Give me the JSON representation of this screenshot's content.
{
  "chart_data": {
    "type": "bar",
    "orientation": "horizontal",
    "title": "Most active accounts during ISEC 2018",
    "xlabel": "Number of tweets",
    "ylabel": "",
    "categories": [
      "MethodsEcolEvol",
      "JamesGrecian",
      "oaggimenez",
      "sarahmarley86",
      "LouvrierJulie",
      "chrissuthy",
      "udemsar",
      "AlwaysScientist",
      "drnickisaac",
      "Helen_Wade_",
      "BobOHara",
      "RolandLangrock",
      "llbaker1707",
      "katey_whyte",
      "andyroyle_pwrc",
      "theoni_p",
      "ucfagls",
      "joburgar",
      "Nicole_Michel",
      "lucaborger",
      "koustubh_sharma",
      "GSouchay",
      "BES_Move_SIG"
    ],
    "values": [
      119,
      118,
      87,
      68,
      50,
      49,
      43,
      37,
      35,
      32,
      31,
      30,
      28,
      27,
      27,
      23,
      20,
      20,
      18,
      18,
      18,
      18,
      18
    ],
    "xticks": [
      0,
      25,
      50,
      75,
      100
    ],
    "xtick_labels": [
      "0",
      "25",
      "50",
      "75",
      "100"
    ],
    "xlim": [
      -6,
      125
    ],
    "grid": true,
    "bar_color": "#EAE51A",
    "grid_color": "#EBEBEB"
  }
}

◇ ◇ ◇ ◇ ◇

Please quote the data above in full, with no line missing.

Problem solution
Give me the JSON representation of this screenshot's content.
{
  "chart_data": {
    "type": "bar",
    "orientation": "horizontal",
    "title": "Most active accounts during ISEC 2018",
    "xlabel": "Number of tweets",
    "ylabel": "",
    "categories": [
      "MethodsEcolEvol",
      "JamesGrecian",
      "oaggimenez",
      "sarahmarley86",
      "LouvrierJulie",
      "chrissuthy",
      "udemsar",
      "AlwaysScientist",
      "drnickisaac",
      "Helen_Wade_",
      "BobOHara",
      "RolandLangrock",
      "llbaker1707",
      "katey_whyte",
      "andyroyle_pwrc",
      "theoni_p",
      "ucfagls",
      "joburgar",
      "Nicole_Michel",
      "lucaborger",
      "koustubh_sharma",
      "GSouchay",
      "BES_Move_SIG"
    ],
    "values": [
      119,
      118,
      87,
      68,
      50,
      49,
      43,
      37,
      35,
      32,
      31,
      30,
      28,
      27,
      27,
      23,
      20,
      20,
      18,
      18,
      18,
      18,
      18
    ],
    "xticks": [
      0,
      25,
      50,
      75,
      100
    ],
    "xtick_labels": [
      "0",
      "25",
      "50",
      "75",
      "100"
    ],
    "xlim": [
      -6,
      125
    ],
    "grid": true,
    "bar_color": "#EAE51A",
    "grid_color": "#EBEBEB"
  }
}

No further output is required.